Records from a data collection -
┄┄┄┄┄┄┄┄┄┄┄┄┄┄┄┄┄┄┄┄

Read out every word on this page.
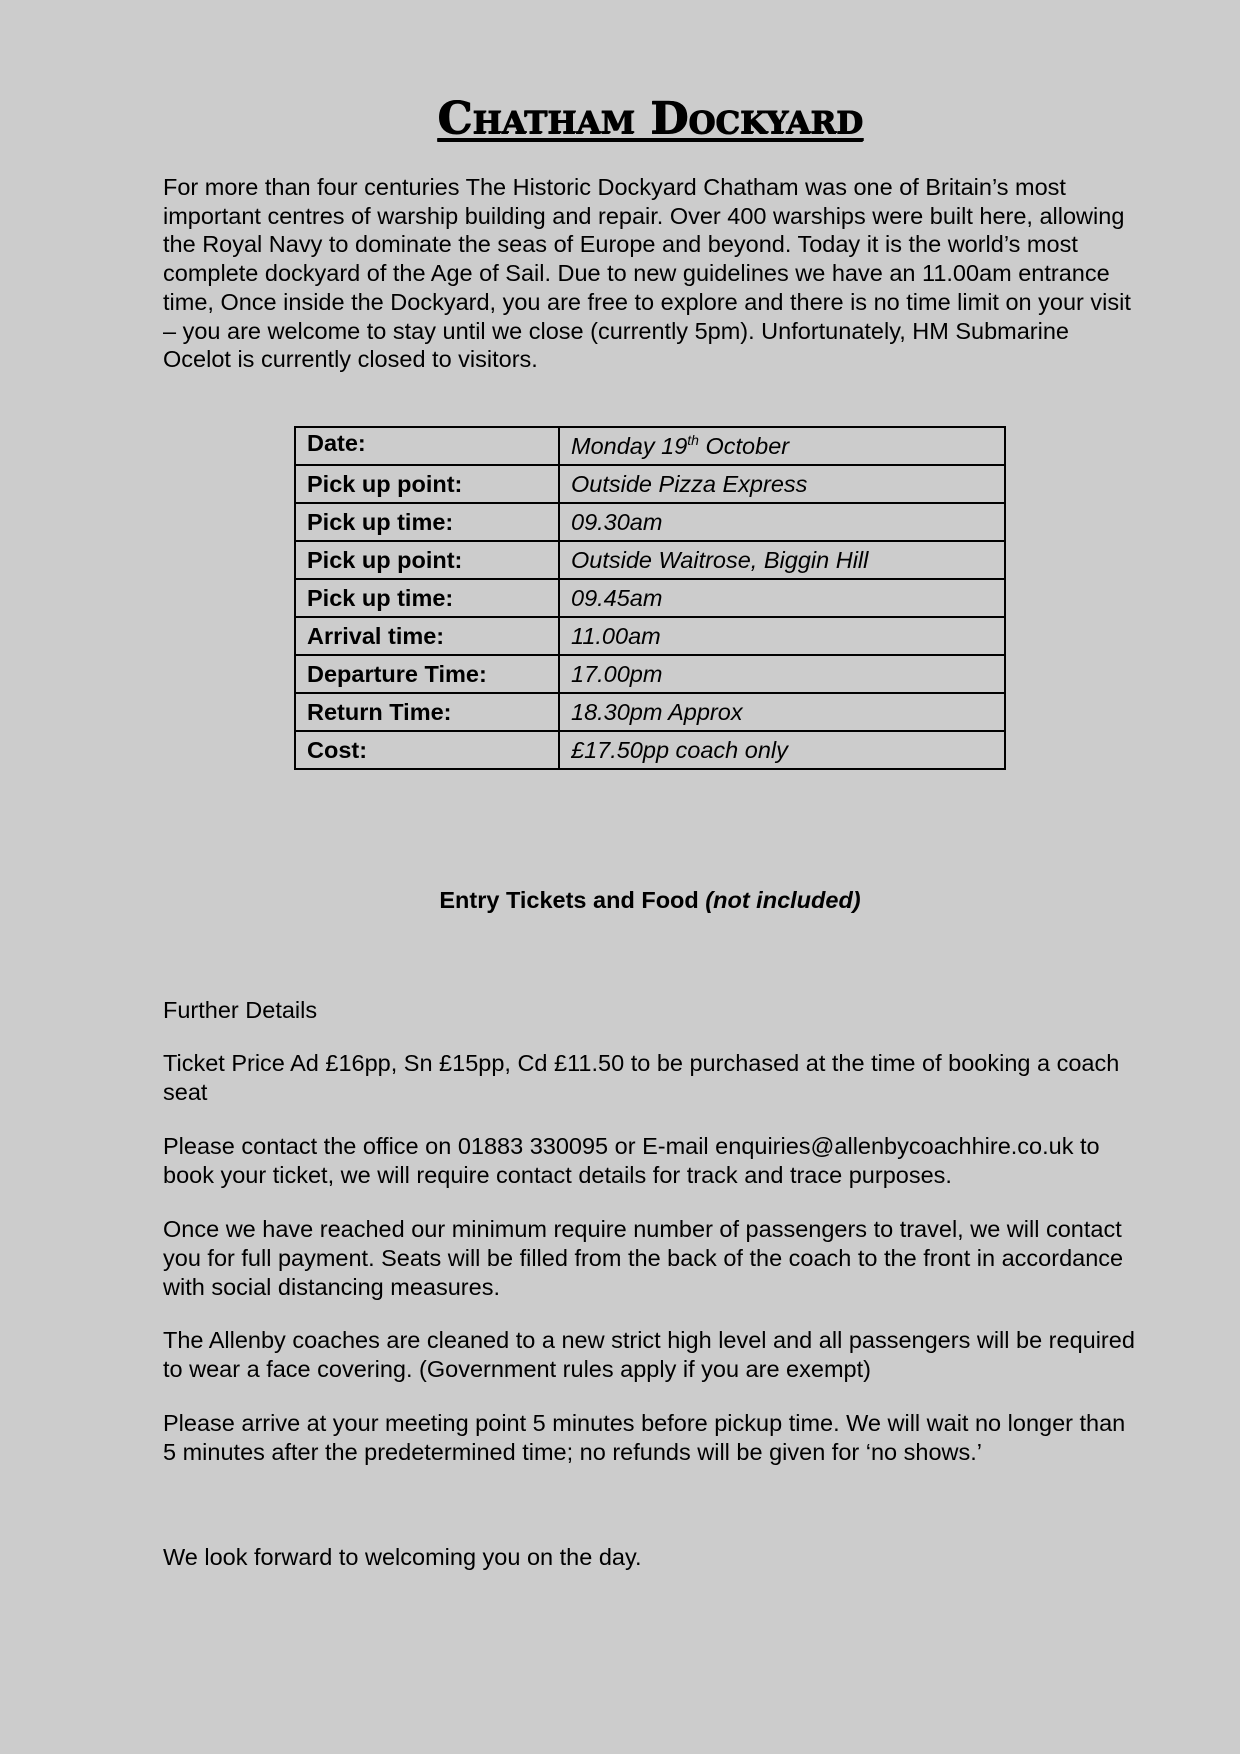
Chatham Dockyard

For more than four centuries The Historic Dockyard Chatham was one of Britain’s most important centres of warship building and repair. Over 400 warships were built here, allowing the Royal Navy to dominate the seas of Europe and beyond. Today it is the world’s most complete dockyard of the Age of Sail. Due to new guidelines we have an 11.00am entrance time, Once inside the Dockyard, you are free to explore and there is no time limit on your visit – you are welcome to stay until we close (currently 5pm). Unfortunately, HM Submarine Ocelot is currently closed to visitors.

Date:	Monday 19th October
Pick up point:	Outside Pizza Express
Pick up time:	09.30am
Pick up point:	Outside Waitrose, Biggin Hill
Pick up time:	09.45am
Arrival time:	11.00am
Departure Time:	17.00pm
Return Time:	18.30pm Approx
Cost:	£17.50pp coach only

Entry Tickets and Food (not included)

Further Details

Ticket Price Ad £16pp, Sn £15pp, Cd £11.50 to be purchased at the time of booking a coach seat

Please contact the office on 01883 330095 or E-mail enquiries@allenbycoachhire.co.uk to book your ticket, we will require contact details for track and trace purposes.

Once we have reached our minimum require number of passengers to travel, we will contact you for full payment. Seats will be filled from the back of the coach to the front in accordance with social distancing measures.

The Allenby coaches are cleaned to a new strict high level and all passengers will be required to wear a face covering. (Government rules apply if you are exempt)

Please arrive at your meeting point 5 minutes before pickup time. We will wait no longer than 5 minutes after the predetermined time; no refunds will be given for ‘no shows.’

We look forward to welcoming you on the day.
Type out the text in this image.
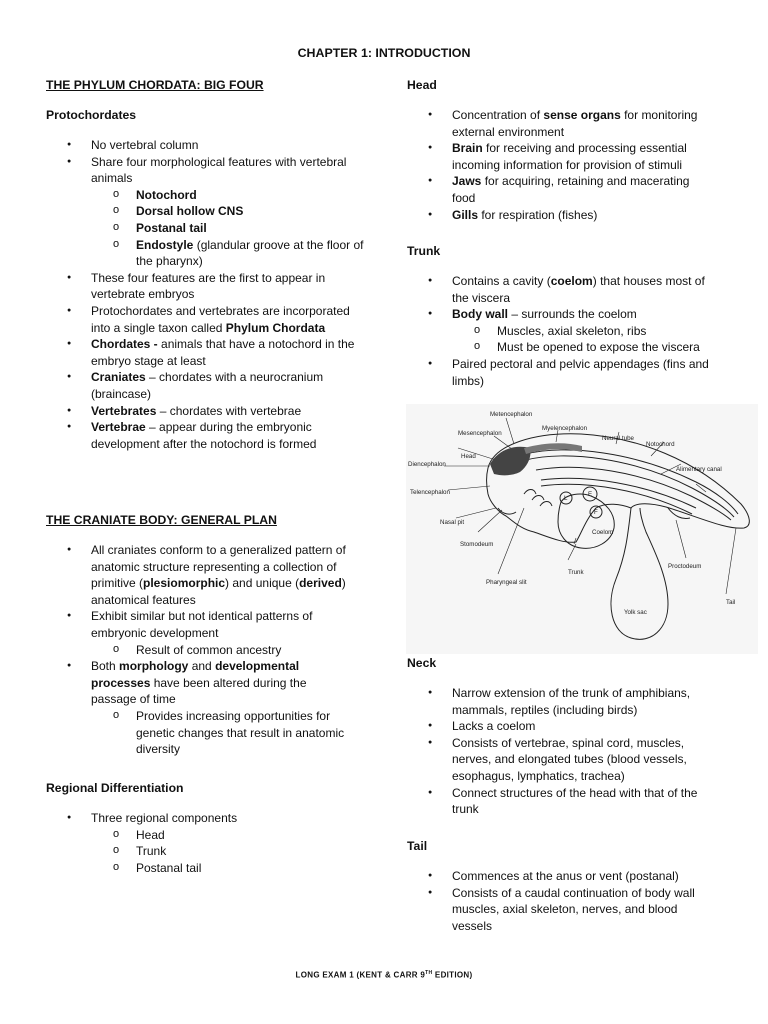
CHAPTER 1: INTRODUCTION
THE PHYLUM CHORDATA: BIG FOUR
Protochordates
● No vertebral column
● Share four morphological features with vertebral animals
o Notochord
o Dorsal hollow CNS
o Postanal tail
o Endostyle (glandular groove at the floor of the pharynx)
● These four features are the first to appear in vertebrate embryos
● Protochordates and vertebrates are incorporated into a single taxon called Phylum Chordata
● Chordates - animals that have a notochord in the embryo stage at least
● Craniates – chordates with a neurocranium (braincase)
● Vertebrates – chordates with vertebrae
● Vertebrae – appear during the embryonic development after the notochord is formed
THE CRANIATE BODY: GENERAL PLAN
● All craniates conform to a generalized pattern of anatomic structure representing a collection of primitive (plesiomorphic) and unique (derived) anatomical features
● Exhibit similar but not identical patterns of embryonic development
o Result of common ancestry
● Both morphology and developmental processes have been altered during the passage of time
o Provides increasing opportunities for genetic changes that result in anatomic diversity
Regional Differentiation
● Three regional components
o Head
o Trunk
o Postanal tail
Head
● Concentration of sense organs for monitoring external environment
● Brain for receiving and processing essential incoming information for provision of stimuli
● Jaws for acquiring, retaining and macerating food
● Gills for respiration (fishes)
Trunk
● Contains a cavity (coelom) that houses most of the viscera
● Body wall – surrounds the coelom
o Muscles, axial skeleton, ribs
o Must be opened to expose the viscera
● Paired pectoral and pelvic appendages (fins and limbs)
Neck
● Narrow extension of the trunk of amphibians, mammals, reptiles (including birds)
● Lacks a coelom
● Consists of vertebrae, spinal cord, muscles, nerves, and elongated tubes (blood vessels, esophagus, lymphatics, trachea)
● Connect structures of the head with that of the trunk
Tail
● Commences at the anus or vent (postanal)
● Consists of a caudal continuation of body wall muscles, axial skeleton, nerves, and blood vessels
Metencephalon
Mesencephalon
Myelencephalon
Neural tube
Notochord
Head
Diencephalon
Alimentary canal
Telencephalon
Nasal pit
Stomodeum
Coelom
Trunk
Pharyngeal slit
Proctodeum
Yolk sac
Tail
E
L
F
LONG EXAM 1 (KENT & CARR 9TH EDITION)
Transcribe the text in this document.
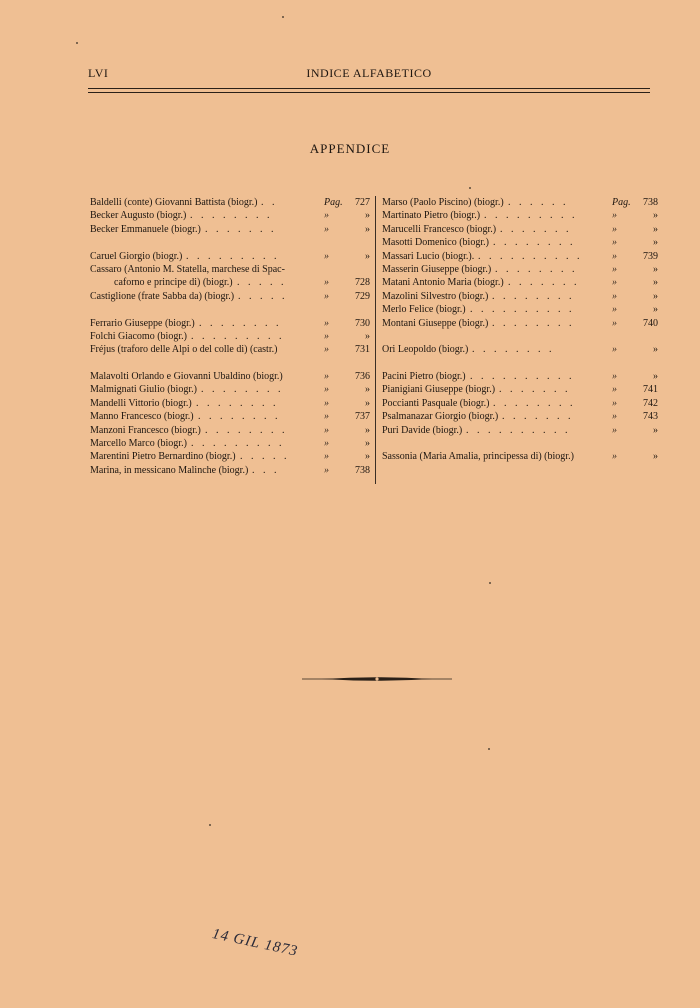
LVI	INDICE ALFABETICO
APPENDICE
Baldelli (conte) Giovanni Battista (biogr.) . .	Pag. 727
Becker Augusto (biogr.) . . . . . . . .	»	»
Becker Emmanuele (biogr.) . . . . . . .	»	»
Caruel Giorgio (biogr.) . . . . . . . . .	»	»
Cassaro (Antonio M. Statella, marchese di Spac-
caforno e principe di) (biogr.) . . . . .	»	728
Castiglione (frate Sabba da) (biogr.) . . . . .	»	729
Ferrario Giuseppe (biogr.) . . . . . . . .	»	730
Folchi Giacomo (biogr.) . . . . . . . . .	»	»
Fréjus (traforo delle Alpi o del colle di) (castr.)	»	731
Malavolti Orlando e Giovanni Ubaldino (biogr.)	»	736
Malmignati Giulio (biogr.) . . . . . . . .	»	»
Mandelli Vittorio (biogr.) . . . . . . . .	»	»
Manno Francesco (biogr.) . . . . . . . .	»	737
Manzoni Francesco (biogr.) . . . . . . . .	»	»
Marcello Marco (biogr.) . . . . . . . . .	»	»
Marentini Pietro Bernardino (biogr.) . . . . .	»	»
Marina, in messicano Malinche (biogr.) . . .	»	738
Marso (Paolo Piscino) (biogr.) . . . . . .	Pag. 738
Martinato Pietro (biogr.) . . . . . . . . .	»	»
Marucelli Francesco (biogr.) . . . . . . .	»	»
Masotti Domenico (biogr.) . . . . . . . .	»	»
Massari Lucio (biogr.). . . . . . . . . . .	»	739
Masserin Giuseppe (biogr.) . . . . . . . .	»	»
Matani Antonio Maria (biogr.) . . . . . . .	»	»
Mazolini Silvestro (biogr.) . . . . . . . .	»	»
Merlo Felice (biogr.) . . . . . . . . . .	»	»
Montani Giuseppe (biogr.) . . . . . . . .	»	740
Ori Leopoldo (biogr.) . . . . . . . .	»	»
Pacini Pietro (biogr.) . . . . . . . . . .	»	»
Pianigiani Giuseppe (biogr.) . . . . . . .	»	741
Poccianti Pasquale (biogr.) . . . . . . . .	»	742
Psalmanazar Giorgio (biogr.) . . . . . . .	»	743
Puri Davide (biogr.) . . . . . . . . . .	»	»
Sassonia (Maria Amalia, principessa di) (biogr.)	»	»
14 GIL 1873
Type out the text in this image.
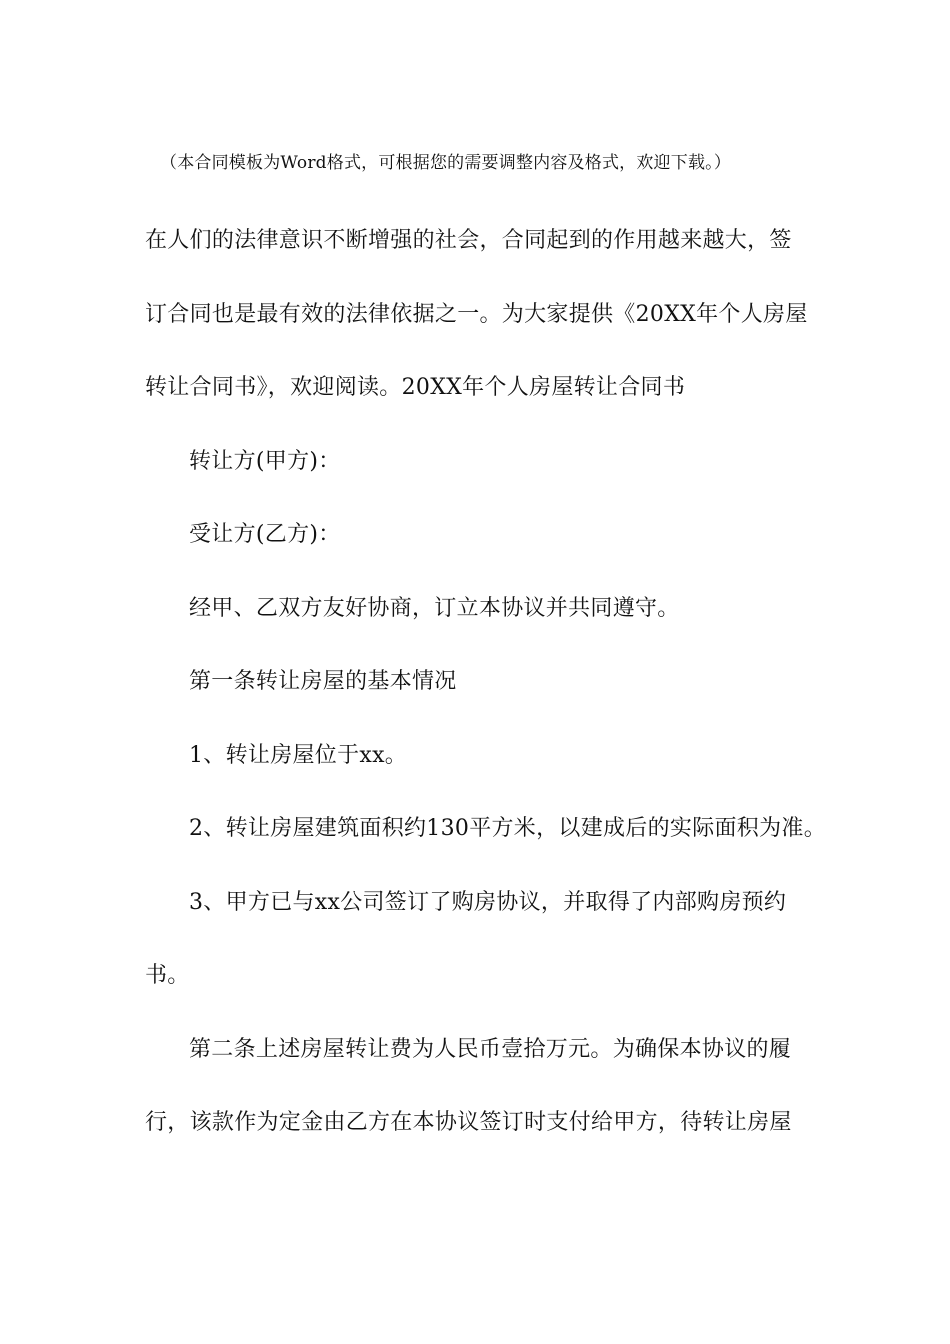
（本合同模板为Word格式，可根据您的需要调整内容及格式，欢迎下载。）
在人们的法律意识不断增强的社会，合同起到的作用越来越大，签
订合同也是最有效的法律依据之一。为大家提供《20XX年个人房屋
转让合同书》，欢迎阅读。20XX年个人房屋转让合同书
转让方(甲方)：
受让方(乙方)：
经甲、乙双方友好协商，订立本协议并共同遵守。
第一条转让房屋的基本情况
1、转让房屋位于xx。
2、转让房屋建筑面积约130平方米，以建成后的实际面积为准。
3、甲方已与xx公司签订了购房协议，并取得了内部购房预约
书。
第二条上述房屋转让费为人民币壹拾万元。为确保本协议的履
行，该款作为定金由乙方在本协议签订时支付给甲方，待转让房屋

┄┄┄┄┄┄┄┄┄┄┄┄┄┄┄┄┄┄┄┄

Given problem - Within the material above, find the lines that contain the word "blood"; copy them.

Output of the task -
● Consists of vertebrae, spinal cord, muscles, nerves, and elongated tubes (blood vessels, esophagus, lymphatics, trachea)
● Consists of a caudal continuation of body wall muscles, axial skeleton, nerves, and blood vessels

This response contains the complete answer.